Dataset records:
==========
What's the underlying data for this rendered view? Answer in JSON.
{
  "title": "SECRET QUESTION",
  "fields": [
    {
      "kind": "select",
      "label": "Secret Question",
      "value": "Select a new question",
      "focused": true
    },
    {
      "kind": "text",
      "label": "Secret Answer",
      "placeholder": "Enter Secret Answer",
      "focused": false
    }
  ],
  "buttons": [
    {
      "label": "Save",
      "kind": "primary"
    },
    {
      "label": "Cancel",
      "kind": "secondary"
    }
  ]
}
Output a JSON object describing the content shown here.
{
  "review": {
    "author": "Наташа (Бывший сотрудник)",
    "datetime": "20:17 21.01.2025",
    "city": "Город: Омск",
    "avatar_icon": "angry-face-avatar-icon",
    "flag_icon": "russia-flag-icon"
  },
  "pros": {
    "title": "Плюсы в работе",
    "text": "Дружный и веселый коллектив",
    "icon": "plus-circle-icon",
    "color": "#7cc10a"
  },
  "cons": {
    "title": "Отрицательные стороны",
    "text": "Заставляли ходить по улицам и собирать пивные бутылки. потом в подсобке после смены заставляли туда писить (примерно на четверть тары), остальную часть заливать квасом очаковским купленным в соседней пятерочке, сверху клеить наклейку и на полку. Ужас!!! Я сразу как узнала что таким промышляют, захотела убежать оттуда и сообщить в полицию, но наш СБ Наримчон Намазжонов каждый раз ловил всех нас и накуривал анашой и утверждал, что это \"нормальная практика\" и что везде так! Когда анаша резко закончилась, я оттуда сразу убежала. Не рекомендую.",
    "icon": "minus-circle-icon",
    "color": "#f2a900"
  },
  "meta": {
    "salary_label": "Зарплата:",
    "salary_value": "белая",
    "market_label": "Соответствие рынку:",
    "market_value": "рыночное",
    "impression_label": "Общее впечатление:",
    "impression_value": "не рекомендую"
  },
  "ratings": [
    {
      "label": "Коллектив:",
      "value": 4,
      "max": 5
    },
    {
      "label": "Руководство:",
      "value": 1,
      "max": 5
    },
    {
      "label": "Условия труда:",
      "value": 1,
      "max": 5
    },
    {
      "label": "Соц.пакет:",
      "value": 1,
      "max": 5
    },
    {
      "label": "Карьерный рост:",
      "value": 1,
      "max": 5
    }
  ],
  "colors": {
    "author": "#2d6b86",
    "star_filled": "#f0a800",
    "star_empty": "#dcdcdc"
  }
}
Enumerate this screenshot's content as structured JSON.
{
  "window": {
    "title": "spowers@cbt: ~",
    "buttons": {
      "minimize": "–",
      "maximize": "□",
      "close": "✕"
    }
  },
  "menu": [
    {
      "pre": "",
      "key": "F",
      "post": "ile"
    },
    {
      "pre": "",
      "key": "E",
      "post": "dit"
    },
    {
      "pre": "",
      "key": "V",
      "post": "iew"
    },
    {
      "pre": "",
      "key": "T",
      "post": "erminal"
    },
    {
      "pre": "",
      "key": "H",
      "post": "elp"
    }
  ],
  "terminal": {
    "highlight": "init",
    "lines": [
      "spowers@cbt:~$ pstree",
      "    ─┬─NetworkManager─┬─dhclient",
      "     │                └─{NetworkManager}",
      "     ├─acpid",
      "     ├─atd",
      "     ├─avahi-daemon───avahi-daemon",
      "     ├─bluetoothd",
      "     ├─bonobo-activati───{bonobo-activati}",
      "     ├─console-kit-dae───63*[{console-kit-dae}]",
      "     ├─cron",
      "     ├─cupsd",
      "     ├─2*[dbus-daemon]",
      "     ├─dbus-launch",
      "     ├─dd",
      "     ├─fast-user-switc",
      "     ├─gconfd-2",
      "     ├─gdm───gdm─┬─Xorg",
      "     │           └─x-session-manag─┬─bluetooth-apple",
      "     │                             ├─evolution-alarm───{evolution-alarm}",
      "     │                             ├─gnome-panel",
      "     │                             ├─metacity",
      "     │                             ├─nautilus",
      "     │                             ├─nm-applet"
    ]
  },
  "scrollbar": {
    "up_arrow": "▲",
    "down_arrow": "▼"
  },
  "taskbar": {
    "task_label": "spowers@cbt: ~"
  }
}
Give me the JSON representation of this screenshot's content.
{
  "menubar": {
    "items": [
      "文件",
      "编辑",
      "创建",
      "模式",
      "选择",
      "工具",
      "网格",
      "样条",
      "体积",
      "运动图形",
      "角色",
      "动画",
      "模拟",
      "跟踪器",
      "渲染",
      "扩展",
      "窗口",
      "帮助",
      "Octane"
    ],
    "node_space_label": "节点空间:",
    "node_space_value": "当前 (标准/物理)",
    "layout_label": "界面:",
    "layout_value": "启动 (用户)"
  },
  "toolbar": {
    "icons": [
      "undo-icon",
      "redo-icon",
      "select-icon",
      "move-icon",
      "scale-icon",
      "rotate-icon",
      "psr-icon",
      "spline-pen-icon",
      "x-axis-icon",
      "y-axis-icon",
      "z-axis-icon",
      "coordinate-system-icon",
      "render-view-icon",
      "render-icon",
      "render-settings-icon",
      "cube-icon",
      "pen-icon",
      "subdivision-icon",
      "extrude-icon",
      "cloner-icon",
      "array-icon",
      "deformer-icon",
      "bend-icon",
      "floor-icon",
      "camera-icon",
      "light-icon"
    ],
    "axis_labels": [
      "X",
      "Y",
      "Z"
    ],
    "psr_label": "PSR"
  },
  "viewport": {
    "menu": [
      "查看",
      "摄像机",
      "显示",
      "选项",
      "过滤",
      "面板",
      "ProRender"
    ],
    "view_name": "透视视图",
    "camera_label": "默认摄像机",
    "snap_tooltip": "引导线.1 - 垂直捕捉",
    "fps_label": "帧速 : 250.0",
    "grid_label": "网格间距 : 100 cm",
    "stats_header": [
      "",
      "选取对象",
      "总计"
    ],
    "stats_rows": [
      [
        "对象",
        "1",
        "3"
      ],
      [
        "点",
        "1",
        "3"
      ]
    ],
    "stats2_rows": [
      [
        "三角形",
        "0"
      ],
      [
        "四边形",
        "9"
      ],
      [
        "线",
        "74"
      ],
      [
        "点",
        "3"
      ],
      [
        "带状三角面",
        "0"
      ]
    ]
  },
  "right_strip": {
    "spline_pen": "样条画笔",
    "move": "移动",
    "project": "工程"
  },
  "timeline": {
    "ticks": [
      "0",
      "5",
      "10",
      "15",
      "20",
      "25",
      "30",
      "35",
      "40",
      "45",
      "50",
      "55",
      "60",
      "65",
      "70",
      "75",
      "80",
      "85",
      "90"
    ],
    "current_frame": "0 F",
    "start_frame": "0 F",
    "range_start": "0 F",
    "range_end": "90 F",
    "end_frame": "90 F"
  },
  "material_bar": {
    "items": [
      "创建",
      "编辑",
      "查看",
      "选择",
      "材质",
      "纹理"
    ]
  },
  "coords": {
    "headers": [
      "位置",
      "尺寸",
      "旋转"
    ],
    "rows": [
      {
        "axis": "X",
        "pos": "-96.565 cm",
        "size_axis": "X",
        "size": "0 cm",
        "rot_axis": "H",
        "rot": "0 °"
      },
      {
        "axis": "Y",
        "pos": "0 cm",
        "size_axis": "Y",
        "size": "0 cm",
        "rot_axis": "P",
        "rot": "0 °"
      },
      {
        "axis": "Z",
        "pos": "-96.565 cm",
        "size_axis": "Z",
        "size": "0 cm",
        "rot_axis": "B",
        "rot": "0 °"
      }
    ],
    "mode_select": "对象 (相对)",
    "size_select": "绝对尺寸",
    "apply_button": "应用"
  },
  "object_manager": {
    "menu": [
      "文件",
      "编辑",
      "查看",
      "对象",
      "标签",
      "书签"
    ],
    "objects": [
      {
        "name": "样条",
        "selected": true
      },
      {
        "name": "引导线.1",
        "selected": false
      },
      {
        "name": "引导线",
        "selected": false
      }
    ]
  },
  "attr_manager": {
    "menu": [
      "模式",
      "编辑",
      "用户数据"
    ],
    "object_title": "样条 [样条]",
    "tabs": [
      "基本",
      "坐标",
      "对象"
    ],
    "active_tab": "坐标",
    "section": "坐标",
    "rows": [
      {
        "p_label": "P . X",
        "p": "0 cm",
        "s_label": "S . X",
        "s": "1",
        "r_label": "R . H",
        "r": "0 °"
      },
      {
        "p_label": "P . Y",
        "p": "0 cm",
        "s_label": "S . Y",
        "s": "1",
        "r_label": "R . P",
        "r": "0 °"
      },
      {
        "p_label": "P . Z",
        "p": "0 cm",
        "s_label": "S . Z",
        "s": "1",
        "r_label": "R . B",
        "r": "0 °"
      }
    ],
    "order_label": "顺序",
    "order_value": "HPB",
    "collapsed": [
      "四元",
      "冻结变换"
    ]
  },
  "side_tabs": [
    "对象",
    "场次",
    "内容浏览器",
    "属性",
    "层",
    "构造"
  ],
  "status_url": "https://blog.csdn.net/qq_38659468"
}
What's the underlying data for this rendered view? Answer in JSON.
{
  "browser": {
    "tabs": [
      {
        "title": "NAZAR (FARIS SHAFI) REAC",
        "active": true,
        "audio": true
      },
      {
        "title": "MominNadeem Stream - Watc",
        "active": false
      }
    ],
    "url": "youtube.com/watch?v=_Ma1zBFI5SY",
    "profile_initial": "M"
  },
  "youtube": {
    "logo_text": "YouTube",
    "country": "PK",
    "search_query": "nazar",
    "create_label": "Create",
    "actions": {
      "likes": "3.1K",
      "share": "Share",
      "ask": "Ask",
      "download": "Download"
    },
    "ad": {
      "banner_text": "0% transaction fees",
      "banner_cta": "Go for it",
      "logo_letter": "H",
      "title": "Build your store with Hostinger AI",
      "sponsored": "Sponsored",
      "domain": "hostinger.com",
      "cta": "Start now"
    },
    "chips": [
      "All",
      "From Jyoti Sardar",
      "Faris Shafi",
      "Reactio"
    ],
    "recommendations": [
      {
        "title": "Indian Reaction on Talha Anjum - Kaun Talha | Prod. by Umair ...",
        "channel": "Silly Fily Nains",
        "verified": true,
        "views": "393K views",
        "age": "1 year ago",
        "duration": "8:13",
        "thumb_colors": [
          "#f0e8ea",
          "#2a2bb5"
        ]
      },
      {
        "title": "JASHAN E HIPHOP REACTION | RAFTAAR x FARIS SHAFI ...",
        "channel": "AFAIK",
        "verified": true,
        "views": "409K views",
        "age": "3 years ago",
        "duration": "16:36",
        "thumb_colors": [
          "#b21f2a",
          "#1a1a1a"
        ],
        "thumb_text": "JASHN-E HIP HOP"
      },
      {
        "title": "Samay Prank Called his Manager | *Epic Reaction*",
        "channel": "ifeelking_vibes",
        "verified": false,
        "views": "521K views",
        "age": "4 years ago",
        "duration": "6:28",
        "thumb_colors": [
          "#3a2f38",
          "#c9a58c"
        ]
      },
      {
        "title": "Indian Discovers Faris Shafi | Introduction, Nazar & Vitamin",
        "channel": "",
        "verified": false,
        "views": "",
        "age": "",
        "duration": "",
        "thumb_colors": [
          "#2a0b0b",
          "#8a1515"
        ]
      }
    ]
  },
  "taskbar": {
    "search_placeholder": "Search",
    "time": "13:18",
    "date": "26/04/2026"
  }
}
==========
* _Brief_:
Check every line of the records above for the string "spowers" and say how many contain it, giving the number alone.

* _Worked solution_:
3